Write every record out again exactly as given.

>> BEGIN Data to use

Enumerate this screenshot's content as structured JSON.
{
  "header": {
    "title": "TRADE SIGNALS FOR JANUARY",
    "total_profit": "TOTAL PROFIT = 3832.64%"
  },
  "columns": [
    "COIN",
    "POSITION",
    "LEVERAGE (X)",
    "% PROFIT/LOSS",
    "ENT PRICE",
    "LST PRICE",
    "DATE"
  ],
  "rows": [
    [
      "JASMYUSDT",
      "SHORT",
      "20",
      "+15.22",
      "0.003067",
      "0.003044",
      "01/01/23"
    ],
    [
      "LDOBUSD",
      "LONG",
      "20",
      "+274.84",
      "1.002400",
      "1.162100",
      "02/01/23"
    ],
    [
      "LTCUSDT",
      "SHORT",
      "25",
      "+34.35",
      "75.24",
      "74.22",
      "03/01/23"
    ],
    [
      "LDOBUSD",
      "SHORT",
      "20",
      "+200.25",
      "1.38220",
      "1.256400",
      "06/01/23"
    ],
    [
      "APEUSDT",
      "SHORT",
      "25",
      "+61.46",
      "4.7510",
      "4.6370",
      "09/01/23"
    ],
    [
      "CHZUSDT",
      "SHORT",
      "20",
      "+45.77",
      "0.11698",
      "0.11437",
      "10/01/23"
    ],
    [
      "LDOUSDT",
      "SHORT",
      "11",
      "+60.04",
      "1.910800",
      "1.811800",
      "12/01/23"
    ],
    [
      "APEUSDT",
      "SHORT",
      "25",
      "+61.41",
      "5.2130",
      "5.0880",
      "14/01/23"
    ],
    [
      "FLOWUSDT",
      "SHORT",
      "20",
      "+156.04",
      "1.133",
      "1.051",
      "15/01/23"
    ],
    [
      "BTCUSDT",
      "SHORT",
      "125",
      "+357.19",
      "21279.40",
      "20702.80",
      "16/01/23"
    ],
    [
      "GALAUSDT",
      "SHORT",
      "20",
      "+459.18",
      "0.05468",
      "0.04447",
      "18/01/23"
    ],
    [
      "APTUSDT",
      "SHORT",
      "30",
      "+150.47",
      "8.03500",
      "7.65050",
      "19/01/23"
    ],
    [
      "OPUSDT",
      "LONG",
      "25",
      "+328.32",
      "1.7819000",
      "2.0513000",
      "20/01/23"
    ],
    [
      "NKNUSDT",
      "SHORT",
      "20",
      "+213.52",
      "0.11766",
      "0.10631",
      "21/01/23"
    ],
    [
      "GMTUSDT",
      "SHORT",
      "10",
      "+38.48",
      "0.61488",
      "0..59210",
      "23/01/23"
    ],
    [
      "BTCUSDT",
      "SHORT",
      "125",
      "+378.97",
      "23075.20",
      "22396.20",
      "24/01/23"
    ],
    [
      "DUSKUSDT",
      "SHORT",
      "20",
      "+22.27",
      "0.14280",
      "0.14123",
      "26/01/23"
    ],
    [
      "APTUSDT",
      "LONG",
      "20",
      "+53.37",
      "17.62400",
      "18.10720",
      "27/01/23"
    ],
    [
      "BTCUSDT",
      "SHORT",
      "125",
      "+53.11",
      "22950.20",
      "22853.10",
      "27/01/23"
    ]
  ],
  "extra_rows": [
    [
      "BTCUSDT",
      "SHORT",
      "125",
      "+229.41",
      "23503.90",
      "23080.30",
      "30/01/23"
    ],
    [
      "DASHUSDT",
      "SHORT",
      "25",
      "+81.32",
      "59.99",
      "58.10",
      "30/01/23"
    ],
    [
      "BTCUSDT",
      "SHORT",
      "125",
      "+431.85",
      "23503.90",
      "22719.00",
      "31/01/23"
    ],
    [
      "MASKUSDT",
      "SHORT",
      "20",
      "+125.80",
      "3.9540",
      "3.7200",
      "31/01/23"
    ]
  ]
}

>> END Data to use

→ Answer to the problem
Enumerate this screenshot's content as structured JSON.
{
  "header": {
    "title": "TRADE SIGNALS FOR JANUARY",
    "total_profit": "TOTAL PROFIT = 3832.64%"
  },
  "columns": [
    "COIN",
    "POSITION",
    "LEVERAGE (X)",
    "% PROFIT/LOSS",
    "ENT PRICE",
    "LST PRICE",
    "DATE"
  ],
  "rows": [
    [
      "JASMYUSDT",
      "SHORT",
      "20",
      "+15.22",
      "0.003067",
      "0.003044",
      "01/01/23"
    ],
    [
      "LDOBUSD",
      "LONG",
      "20",
      "+274.84",
      "1.002400",
      "1.162100",
      "02/01/23"
    ],
    [
      "LTCUSDT",
      "SHORT",
      "25",
      "+34.35",
      "75.24",
      "74.22",
      "03/01/23"
    ],
    [
      "LDOBUSD",
      "SHORT",
      "20",
      "+200.25",
      "1.38220",
      "1.256400",
      "06/01/23"
    ],
    [
      "APEUSDT",
      "SHORT",
      "25",
      "+61.46",
      "4.7510",
      "4.6370",
      "09/01/23"
    ],
    [
      "CHZUSDT",
      "SHORT",
      "20",
      "+45.77",
      "0.11698",
      "0.11437",
      "10/01/23"
    ],
    [
      "LDOUSDT",
      "SHORT",
      "11",
      "+60.04",
      "1.910800",
      "1.811800",
      "12/01/23"
    ],
    [
      "APEUSDT",
      "SHORT",
      "25",
      "+61.41",
      "5.2130",
      "5.0880",
      "14/01/23"
    ],
    [
      "FLOWUSDT",
      "SHORT",
      "20",
      "+156.04",
      "1.133",
      "1.051",
      "15/01/23"
    ],
    [
      "BTCUSDT",
      "SHORT",
      "125",
      "+357.19",
      "21279.40",
      "20702.80",
      "16/01/23"
    ],
    [
      "GALAUSDT",
      "SHORT",
      "20",
      "+459.18",
      "0.05468",
      "0.04447",
      "18/01/23"
    ],
    [
      "APTUSDT",
      "SHORT",
      "30",
      "+150.47",
      "8.03500",
      "7.65050",
      "19/01/23"
    ],
    [
      "OPUSDT",
      "LONG",
      "25",
      "+328.32",
      "1.7819000",
      "2.0513000",
      "20/01/23"
    ],
    [
      "NKNUSDT",
      "SHORT",
      "20",
      "+213.52",
      "0.11766",
      "0.10631",
      "21/01/23"
    ],
    [
      "GMTUSDT",
      "SHORT",
      "10",
      "+38.48",
      "0.61488",
      "0..59210",
      "23/01/23"
    ],
    [
      "BTCUSDT",
      "SHORT",
      "125",
      "+378.97",
      "23075.20",
      "22396.20",
      "24/01/23"
    ],
    [
      "DUSKUSDT",
      "SHORT",
      "20",
      "+22.27",
      "0.14280",
      "0.14123",
      "26/01/23"
    ],
    [
      "APTUSDT",
      "LONG",
      "20",
      "+53.37",
      "17.62400",
      "18.10720",
      "27/01/23"
    ],
    [
      "BTCUSDT",
      "SHORT",
      "125",
      "+53.11",
      "22950.20",
      "22853.10",
      "27/01/23"
    ]
  ],
  "extra_rows": [
    [
      "BTCUSDT",
      "SHORT",
      "125",
      "+229.41",
      "23503.90",
      "23080.30",
      "30/01/23"
    ],
    [
      "DASHUSDT",
      "SHORT",
      "25",
      "+81.32",
      "59.99",
      "58.10",
      "30/01/23"
    ],
    [
      "BTCUSDT",
      "SHORT",
      "125",
      "+431.85",
      "23503.90",
      "22719.00",
      "31/01/23"
    ],
    [
      "MASKUSDT",
      "SHORT",
      "20",
      "+125.80",
      "3.9540",
      "3.7200",
      "31/01/23"
    ]
  ]
}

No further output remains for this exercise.